[Problem]
Reproduce every line of the data below word for word.

[Supplied entries]
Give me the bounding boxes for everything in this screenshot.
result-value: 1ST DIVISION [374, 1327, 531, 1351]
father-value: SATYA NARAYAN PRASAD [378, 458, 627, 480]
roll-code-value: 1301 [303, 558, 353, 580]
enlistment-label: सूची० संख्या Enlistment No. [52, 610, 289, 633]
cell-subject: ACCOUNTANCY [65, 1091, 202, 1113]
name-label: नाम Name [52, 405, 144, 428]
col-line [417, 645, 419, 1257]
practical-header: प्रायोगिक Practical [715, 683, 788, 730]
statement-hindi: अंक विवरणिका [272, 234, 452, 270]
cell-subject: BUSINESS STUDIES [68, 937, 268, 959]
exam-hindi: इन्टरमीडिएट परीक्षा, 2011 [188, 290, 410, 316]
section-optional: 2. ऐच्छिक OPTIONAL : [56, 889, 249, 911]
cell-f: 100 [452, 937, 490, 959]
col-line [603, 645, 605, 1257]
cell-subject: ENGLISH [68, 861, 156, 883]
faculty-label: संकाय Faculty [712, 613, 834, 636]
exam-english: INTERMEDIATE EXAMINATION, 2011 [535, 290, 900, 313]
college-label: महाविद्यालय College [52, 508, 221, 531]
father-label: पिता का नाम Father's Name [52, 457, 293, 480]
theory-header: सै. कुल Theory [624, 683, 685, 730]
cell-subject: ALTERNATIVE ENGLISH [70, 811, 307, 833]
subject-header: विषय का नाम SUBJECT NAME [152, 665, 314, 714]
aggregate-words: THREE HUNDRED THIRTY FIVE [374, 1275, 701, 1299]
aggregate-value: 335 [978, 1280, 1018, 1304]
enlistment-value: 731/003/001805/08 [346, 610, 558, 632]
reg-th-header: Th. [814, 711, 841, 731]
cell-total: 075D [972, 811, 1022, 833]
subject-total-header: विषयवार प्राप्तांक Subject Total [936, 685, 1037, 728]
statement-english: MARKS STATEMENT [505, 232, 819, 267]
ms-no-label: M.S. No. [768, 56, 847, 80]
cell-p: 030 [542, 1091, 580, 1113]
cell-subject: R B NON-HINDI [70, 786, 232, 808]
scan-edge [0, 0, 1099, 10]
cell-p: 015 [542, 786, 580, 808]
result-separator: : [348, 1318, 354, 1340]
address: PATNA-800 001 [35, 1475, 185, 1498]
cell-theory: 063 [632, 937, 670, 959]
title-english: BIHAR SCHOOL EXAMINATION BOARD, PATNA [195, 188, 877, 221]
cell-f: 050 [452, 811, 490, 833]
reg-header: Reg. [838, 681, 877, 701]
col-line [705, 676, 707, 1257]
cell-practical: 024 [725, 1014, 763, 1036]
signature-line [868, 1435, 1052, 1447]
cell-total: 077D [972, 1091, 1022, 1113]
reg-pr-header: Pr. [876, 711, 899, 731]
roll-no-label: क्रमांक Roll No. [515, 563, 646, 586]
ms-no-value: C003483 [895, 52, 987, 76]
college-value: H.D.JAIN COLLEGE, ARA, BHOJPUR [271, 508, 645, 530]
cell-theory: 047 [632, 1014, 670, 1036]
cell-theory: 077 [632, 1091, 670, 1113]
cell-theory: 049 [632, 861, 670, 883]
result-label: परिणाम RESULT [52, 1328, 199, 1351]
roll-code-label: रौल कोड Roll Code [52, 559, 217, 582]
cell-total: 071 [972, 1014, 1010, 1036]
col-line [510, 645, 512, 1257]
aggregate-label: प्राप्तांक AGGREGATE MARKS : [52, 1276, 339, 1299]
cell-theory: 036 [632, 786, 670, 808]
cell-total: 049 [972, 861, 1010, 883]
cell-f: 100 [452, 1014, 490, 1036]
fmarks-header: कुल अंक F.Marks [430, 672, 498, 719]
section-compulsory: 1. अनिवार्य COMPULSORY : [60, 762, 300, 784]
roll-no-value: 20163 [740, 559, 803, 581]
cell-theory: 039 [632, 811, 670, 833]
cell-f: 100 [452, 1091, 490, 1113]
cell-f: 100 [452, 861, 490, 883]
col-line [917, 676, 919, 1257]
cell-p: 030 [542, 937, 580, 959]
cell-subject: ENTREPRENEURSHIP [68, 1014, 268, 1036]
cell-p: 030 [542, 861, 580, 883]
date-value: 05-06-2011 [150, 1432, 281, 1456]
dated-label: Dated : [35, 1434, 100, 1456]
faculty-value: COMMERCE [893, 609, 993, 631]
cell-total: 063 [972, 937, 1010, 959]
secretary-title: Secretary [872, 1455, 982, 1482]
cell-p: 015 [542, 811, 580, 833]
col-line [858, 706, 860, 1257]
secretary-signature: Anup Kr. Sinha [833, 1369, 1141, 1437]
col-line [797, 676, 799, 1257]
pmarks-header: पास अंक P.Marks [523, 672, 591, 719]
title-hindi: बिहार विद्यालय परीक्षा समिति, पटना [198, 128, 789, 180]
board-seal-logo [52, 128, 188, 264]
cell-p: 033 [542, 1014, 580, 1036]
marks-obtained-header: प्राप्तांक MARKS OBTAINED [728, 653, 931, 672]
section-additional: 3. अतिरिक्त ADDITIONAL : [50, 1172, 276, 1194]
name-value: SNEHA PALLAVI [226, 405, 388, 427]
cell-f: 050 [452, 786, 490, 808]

[Exercise answer]
Give me the bounding boxes for everything in this screenshot.
result-value: 1ST DIVISION [374, 1327, 531, 1351]
father-value: SATYA NARAYAN PRASAD [378, 458, 627, 480]
roll-code-value: 1301 [303, 558, 353, 580]
enlistment-label: सूची० संख्या Enlistment No. [52, 610, 289, 633]
cell-subject: ACCOUNTANCY [65, 1091, 202, 1113]
name-label: नाम Name [52, 405, 144, 428]
col-line [417, 645, 419, 1257]
practical-header: प्रायोगिक Practical [715, 683, 788, 730]
statement-hindi: अंक विवरणिका [272, 234, 452, 270]
cell-subject: BUSINESS STUDIES [68, 937, 268, 959]
exam-hindi: इन्टरमीडिएट परीक्षा, 2011 [188, 290, 410, 316]
section-optional: 2. ऐच्छिक OPTIONAL : [56, 889, 249, 911]
cell-f: 100 [452, 937, 490, 959]
col-line [603, 645, 605, 1257]
cell-subject: ENGLISH [68, 861, 156, 883]
faculty-label: संकाय Faculty [712, 613, 834, 636]
exam-english: INTERMEDIATE EXAMINATION, 2011 [535, 290, 900, 313]
college-label: महाविद्यालय College [52, 508, 221, 531]
father-label: पिता का नाम Father's Name [52, 457, 293, 480]
theory-header: सै. कुल Theory [624, 683, 685, 730]
cell-subject: ALTERNATIVE ENGLISH [70, 811, 307, 833]
subject-header: विषय का नाम SUBJECT NAME [152, 665, 314, 714]
aggregate-words: THREE HUNDRED THIRTY FIVE [374, 1275, 701, 1299]
aggregate-value: 335 [978, 1280, 1018, 1304]
enlistment-value: 731/003/001805/08 [346, 610, 558, 632]
reg-th-header: Th. [814, 711, 841, 731]
cell-total: 075D [972, 811, 1022, 833]
subject-total-header: विषयवार प्राप्तांक Subject Total [936, 685, 1037, 728]
statement-english: MARKS STATEMENT [505, 232, 819, 267]
ms-no-label: M.S. No. [768, 56, 847, 80]
cell-p: 030 [542, 1091, 580, 1113]
cell-subject: R B NON-HINDI [70, 786, 232, 808]
scan-edge [0, 0, 1099, 10]
cell-p: 015 [542, 786, 580, 808]
result-separator: : [348, 1318, 354, 1340]
address: PATNA-800 001 [35, 1475, 185, 1498]
cell-theory: 063 [632, 937, 670, 959]
title-english: BIHAR SCHOOL EXAMINATION BOARD, PATNA [195, 188, 877, 221]
cell-f: 050 [452, 811, 490, 833]
reg-header: Reg. [838, 681, 877, 701]
col-line [705, 676, 707, 1257]
cell-practical: 024 [725, 1014, 763, 1036]
signature-line [868, 1435, 1052, 1447]
cell-total: 077D [972, 1091, 1022, 1113]
reg-pr-header: Pr. [876, 711, 899, 731]
roll-no-label: क्रमांक Roll No. [515, 563, 646, 586]
ms-no-value: C003483 [895, 52, 987, 76]
college-value: H.D.JAIN COLLEGE, ARA, BHOJPUR [271, 508, 645, 530]
cell-theory: 047 [632, 1014, 670, 1036]
cell-theory: 077 [632, 1091, 670, 1113]
cell-theory: 049 [632, 861, 670, 883]
result-label: परिणाम RESULT [52, 1328, 199, 1351]
roll-code-label: रौल कोड Roll Code [52, 559, 217, 582]
cell-total: 071 [972, 1014, 1010, 1036]
col-line [510, 645, 512, 1257]
aggregate-label: प्राप्तांक AGGREGATE MARKS : [52, 1276, 339, 1299]
cell-theory: 036 [632, 786, 670, 808]
cell-total: 049 [972, 861, 1010, 883]
cell-f: 100 [452, 1014, 490, 1036]
fmarks-header: कुल अंक F.Marks [430, 672, 498, 719]
section-compulsory: 1. अनिवार्य COMPULSORY : [60, 762, 300, 784]
roll-no-value: 20163 [740, 559, 803, 581]
cell-theory: 039 [632, 811, 670, 833]
cell-f: 100 [452, 1091, 490, 1113]
cell-f: 100 [452, 861, 490, 883]
col-line [917, 676, 919, 1257]
cell-p: 030 [542, 937, 580, 959]
cell-subject: ENTREPRENEURSHIP [68, 1014, 268, 1036]
cell-p: 030 [542, 861, 580, 883]
date-value: 05-06-2011 [150, 1432, 281, 1456]
dated-label: Dated : [35, 1434, 100, 1456]
faculty-value: COMMERCE [893, 609, 993, 631]
cell-total: 063 [972, 937, 1010, 959]
secretary-title: Secretary [872, 1455, 982, 1482]
cell-p: 015 [542, 811, 580, 833]
col-line [858, 706, 860, 1257]
secretary-signature: Anup Kr. Sinha [833, 1369, 1141, 1437]
col-line [797, 676, 799, 1257]
pmarks-header: पास अंक P.Marks [523, 672, 591, 719]
title-hindi: बिहार विद्यालय परीक्षा समिति, पटना [198, 128, 789, 180]
board-seal-logo [52, 128, 188, 264]
cell-p: 033 [542, 1014, 580, 1036]
marks-obtained-header: प्राप्तांक MARKS OBTAINED [728, 653, 931, 672]
section-additional: 3. अतिरिक्त ADDITIONAL : [50, 1172, 276, 1194]
name-value: SNEHA PALLAVI [226, 405, 388, 427]
cell-f: 050 [452, 786, 490, 808]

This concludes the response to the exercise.